* [SHORT PROBLEM] Take every line from the listing below that contains "placement".

* [MATERIAL TO PROCESS]
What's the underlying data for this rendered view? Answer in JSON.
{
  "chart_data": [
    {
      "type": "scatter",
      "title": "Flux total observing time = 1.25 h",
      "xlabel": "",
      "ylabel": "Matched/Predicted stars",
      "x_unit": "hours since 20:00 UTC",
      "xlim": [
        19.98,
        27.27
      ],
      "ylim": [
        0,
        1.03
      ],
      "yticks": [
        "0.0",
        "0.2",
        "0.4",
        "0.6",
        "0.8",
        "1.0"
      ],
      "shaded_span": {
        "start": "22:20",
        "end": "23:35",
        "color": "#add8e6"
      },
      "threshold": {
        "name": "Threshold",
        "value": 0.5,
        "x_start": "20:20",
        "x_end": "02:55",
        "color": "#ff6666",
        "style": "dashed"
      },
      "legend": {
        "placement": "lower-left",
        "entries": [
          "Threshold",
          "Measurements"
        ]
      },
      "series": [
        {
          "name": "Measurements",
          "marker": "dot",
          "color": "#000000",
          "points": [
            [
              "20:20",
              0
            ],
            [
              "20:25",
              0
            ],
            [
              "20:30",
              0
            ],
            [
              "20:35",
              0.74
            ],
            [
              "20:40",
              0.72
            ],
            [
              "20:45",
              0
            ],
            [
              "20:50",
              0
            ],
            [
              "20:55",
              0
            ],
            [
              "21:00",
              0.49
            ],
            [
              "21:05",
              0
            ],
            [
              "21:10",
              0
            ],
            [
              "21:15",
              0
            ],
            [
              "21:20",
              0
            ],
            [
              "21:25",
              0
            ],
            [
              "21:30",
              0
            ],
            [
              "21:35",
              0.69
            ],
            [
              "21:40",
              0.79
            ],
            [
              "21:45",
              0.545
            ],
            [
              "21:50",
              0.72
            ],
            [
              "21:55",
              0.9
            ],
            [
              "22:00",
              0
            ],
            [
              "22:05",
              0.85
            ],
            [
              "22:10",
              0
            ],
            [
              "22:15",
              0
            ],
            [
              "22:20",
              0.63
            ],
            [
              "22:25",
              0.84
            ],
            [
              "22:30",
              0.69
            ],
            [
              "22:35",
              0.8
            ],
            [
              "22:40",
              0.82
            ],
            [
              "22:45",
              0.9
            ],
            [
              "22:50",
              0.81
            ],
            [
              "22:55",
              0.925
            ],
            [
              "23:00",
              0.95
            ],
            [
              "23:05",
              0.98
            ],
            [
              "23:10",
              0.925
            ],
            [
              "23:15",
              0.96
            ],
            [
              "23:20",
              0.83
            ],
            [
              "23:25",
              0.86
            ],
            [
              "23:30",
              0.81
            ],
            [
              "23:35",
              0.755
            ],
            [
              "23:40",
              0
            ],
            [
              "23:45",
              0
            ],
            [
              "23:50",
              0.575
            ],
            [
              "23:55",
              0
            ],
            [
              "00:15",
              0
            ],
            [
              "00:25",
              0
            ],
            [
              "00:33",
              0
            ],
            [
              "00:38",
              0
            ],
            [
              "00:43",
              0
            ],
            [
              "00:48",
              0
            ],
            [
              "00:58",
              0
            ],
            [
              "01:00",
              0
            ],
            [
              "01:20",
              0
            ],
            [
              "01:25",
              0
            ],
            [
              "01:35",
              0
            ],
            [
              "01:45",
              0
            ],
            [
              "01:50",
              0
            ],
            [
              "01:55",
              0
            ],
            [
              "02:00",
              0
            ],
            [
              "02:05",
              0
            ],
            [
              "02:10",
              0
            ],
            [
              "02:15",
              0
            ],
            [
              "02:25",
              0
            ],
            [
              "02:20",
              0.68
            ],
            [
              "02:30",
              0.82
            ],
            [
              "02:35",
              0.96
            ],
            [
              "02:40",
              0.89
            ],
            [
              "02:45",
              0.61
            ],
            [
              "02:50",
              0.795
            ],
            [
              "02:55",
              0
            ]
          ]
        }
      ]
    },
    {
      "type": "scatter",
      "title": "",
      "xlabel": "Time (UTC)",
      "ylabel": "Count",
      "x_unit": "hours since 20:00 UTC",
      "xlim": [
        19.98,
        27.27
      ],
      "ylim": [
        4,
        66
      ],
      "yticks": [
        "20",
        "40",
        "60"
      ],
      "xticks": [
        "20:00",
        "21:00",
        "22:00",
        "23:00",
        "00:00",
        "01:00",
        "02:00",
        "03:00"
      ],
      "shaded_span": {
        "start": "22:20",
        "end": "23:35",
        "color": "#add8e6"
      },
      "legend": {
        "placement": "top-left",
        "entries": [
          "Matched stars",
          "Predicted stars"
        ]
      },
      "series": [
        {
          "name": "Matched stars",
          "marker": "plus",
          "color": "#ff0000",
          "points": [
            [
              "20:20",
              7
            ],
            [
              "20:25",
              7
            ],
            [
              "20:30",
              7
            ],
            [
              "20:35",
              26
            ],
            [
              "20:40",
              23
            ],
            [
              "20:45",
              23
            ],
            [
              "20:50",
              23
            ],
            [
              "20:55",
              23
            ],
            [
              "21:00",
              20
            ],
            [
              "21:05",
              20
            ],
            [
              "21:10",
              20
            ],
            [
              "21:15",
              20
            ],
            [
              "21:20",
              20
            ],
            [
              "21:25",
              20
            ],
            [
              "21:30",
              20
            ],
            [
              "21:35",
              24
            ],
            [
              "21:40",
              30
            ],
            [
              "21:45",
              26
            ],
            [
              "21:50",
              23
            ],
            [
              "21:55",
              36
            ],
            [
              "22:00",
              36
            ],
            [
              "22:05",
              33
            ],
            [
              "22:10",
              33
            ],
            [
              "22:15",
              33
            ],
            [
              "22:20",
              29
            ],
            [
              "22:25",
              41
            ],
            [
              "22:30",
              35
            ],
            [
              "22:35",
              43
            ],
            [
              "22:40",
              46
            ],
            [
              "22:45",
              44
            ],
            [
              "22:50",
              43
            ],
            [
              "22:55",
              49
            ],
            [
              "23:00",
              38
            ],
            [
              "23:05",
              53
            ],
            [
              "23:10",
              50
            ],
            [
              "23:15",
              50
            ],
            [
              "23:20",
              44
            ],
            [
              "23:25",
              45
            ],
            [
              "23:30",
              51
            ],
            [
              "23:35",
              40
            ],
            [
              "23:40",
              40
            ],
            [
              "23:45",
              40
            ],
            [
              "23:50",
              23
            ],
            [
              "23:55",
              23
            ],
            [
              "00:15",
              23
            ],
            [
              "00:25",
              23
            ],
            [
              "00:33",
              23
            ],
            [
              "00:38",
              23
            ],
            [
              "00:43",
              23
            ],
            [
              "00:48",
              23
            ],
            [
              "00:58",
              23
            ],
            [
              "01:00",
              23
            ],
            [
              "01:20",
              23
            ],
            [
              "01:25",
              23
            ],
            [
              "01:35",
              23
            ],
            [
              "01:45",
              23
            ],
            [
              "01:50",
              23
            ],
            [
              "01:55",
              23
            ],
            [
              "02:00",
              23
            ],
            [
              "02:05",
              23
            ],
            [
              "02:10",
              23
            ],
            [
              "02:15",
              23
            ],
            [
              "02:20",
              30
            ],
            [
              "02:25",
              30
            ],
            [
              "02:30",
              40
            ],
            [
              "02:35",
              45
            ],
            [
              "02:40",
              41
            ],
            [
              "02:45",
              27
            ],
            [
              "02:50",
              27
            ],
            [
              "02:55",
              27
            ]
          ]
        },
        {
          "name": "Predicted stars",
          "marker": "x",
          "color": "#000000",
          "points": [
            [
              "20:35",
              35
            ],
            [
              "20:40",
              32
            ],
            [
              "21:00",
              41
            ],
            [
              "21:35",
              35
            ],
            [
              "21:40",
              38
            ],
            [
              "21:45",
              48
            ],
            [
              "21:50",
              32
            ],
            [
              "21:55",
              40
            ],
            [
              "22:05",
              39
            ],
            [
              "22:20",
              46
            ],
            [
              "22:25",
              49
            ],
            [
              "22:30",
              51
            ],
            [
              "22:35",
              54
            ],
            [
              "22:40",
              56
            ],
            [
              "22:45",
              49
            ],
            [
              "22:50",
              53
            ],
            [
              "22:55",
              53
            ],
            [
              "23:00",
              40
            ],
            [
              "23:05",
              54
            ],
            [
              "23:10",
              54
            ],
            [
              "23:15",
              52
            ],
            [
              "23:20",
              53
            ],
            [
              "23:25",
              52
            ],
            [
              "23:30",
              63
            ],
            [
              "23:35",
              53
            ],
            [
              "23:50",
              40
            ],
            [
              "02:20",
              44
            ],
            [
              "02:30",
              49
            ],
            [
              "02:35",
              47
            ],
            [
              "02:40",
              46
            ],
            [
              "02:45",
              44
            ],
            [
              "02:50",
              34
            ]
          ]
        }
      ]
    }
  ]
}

* [RESPONSE TO THE EXERCISE]
        "placement": "lower-left",
        "placement": "top-left",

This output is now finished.